STATED EXERCISE
Copy out all the data, word for word.

INPUT RECORDS
---
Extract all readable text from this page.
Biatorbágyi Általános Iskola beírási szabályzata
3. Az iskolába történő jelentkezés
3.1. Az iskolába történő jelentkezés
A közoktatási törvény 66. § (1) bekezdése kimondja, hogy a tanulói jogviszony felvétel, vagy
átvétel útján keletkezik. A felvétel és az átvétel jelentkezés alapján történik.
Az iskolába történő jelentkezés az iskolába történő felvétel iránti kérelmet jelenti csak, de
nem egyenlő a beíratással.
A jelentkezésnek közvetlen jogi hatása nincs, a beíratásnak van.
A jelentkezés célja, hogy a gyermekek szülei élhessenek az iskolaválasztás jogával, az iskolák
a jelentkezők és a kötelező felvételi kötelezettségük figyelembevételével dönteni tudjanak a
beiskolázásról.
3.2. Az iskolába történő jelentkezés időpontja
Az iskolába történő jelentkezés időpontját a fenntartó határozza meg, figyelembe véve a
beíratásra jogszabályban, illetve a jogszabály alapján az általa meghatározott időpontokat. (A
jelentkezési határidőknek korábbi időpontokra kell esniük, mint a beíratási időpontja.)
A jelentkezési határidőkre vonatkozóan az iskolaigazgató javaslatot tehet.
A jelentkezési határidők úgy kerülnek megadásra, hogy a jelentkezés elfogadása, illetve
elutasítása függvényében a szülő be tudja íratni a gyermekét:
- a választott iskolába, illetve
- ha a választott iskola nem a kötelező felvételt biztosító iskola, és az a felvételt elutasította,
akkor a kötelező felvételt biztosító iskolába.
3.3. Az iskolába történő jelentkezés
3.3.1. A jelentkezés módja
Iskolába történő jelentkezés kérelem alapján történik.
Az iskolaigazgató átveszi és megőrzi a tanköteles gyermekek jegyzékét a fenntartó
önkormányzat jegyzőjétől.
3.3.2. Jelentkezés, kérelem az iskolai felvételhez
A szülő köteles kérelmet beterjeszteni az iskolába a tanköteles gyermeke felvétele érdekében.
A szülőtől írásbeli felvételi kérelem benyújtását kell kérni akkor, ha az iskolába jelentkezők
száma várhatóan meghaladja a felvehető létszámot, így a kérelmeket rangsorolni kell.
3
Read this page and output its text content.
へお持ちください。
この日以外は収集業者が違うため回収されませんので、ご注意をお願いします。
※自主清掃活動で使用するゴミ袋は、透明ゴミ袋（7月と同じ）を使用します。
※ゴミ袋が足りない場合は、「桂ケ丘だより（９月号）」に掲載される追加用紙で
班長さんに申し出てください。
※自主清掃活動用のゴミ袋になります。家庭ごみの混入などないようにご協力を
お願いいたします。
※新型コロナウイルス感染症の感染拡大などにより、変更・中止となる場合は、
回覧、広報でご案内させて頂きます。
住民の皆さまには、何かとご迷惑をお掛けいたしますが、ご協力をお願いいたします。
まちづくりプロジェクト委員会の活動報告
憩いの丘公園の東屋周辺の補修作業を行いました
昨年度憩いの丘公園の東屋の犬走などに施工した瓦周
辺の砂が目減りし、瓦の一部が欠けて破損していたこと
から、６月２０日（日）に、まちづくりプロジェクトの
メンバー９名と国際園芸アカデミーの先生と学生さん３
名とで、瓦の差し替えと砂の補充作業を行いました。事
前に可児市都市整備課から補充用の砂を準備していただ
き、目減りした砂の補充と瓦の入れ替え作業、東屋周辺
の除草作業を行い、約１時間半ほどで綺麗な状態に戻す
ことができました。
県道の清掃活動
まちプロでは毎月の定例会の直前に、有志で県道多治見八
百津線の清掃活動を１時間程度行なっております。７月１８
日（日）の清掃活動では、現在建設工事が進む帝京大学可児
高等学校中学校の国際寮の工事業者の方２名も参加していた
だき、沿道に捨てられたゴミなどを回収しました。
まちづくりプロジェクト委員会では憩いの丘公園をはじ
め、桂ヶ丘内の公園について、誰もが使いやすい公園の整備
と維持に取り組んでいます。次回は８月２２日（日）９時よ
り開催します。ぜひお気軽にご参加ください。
---
OUTPUT OF THE EXERCISE
Extract all readable text from this page.
Biatorbágyi Általános Iskola beírási szabályzata
3. Az iskolába történő jelentkezés
3.1. Az iskolába történő jelentkezés
A közoktatási törvény 66. § (1) bekezdése kimondja, hogy a tanulói jogviszony felvétel, vagy
átvétel útján keletkezik. A felvétel és az átvétel jelentkezés alapján történik.
Az iskolába történő jelentkezés az iskolába történő felvétel iránti kérelmet jelenti csak, de
nem egyenlő a beíratással.
A jelentkezésnek közvetlen jogi hatása nincs, a beíratásnak van.
A jelentkezés célja, hogy a gyermekek szülei élhessenek az iskolaválasztás jogával, az iskolák
a jelentkezők és a kötelező felvételi kötelezettségük figyelembevételével dönteni tudjanak a
beiskolázásról.
3.2. Az iskolába történő jelentkezés időpontja
Az iskolába történő jelentkezés időpontját a fenntartó határozza meg, figyelembe véve a
beíratásra jogszabályban, illetve a jogszabály alapján az általa meghatározott időpontokat. (A
jelentkezési határidőknek korábbi időpontokra kell esniük, mint a beíratási időpontja.)
A jelentkezési határidőkre vonatkozóan az iskolaigazgató javaslatot tehet.
A jelentkezési határidők úgy kerülnek megadásra, hogy a jelentkezés elfogadása, illetve
elutasítása függvényében a szülő be tudja íratni a gyermekét:
- a választott iskolába, illetve
- ha a választott iskola nem a kötelező felvételt biztosító iskola, és az a felvételt elutasította,
akkor a kötelező felvételt biztosító iskolába.
3.3. Az iskolába történő jelentkezés
3.3.1. A jelentkezés módja
Iskolába történő jelentkezés kérelem alapján történik.
Az iskolaigazgató átveszi és megőrzi a tanköteles gyermekek jegyzékét a fenntartó
önkormányzat jegyzőjétől.
3.3.2. Jelentkezés, kérelem az iskolai felvételhez
A szülő köteles kérelmet beterjeszteni az iskolába a tanköteles gyermeke felvétele érdekében.
A szülőtől írásbeli felvételi kérelem benyújtását kell kérni akkor, ha az iskolába jelentkezők
száma várhatóan meghaladja a felvehető létszámot, így a kérelmeket rangsorolni kell.
3
Read this page and output its text content.
へお持ちください。
この日以外は収集業者が違うため回収されませんので、ご注意をお願いします。
※自主清掃活動で使用するゴミ袋は、透明ゴミ袋（7月と同じ）を使用します。
※ゴミ袋が足りない場合は、「桂ケ丘だより（９月号）」に掲載される追加用紙で
班長さんに申し出てください。
※自主清掃活動用のゴミ袋になります。家庭ごみの混入などないようにご協力を
お願いいたします。
※新型コロナウイルス感染症の感染拡大などにより、変更・中止となる場合は、
回覧、広報でご案内させて頂きます。
住民の皆さまには、何かとご迷惑をお掛けいたしますが、ご協力をお願いいたします。
まちづくりプロジェクト委員会の活動報告
憩いの丘公園の東屋周辺の補修作業を行いました
昨年度憩いの丘公園の東屋の犬走などに施工した瓦周
辺の砂が目減りし、瓦の一部が欠けて破損していたこと
から、６月２０日（日）に、まちづくりプロジェクトの
メンバー９名と国際園芸アカデミーの先生と学生さん３
名とで、瓦の差し替えと砂の補充作業を行いました。事
前に可児市都市整備課から補充用の砂を準備していただ
き、目減りした砂の補充と瓦の入れ替え作業、東屋周辺
の除草作業を行い、約１時間半ほどで綺麗な状態に戻す
ことができました。
県道の清掃活動
まちプロでは毎月の定例会の直前に、有志で県道多治見八
百津線の清掃活動を１時間程度行なっております。７月１８
日（日）の清掃活動では、現在建設工事が進む帝京大学可児
高等学校中学校の国際寮の工事業者の方２名も参加していた
だき、沿道に捨てられたゴミなどを回収しました。
まちづくりプロジェクト委員会では憩いの丘公園をはじ
め、桂ヶ丘内の公園について、誰もが使いやすい公園の整備
と維持に取り組んでいます。次回は８月２２日（日）９時よ
り開催します。ぜひお気軽にご参加ください。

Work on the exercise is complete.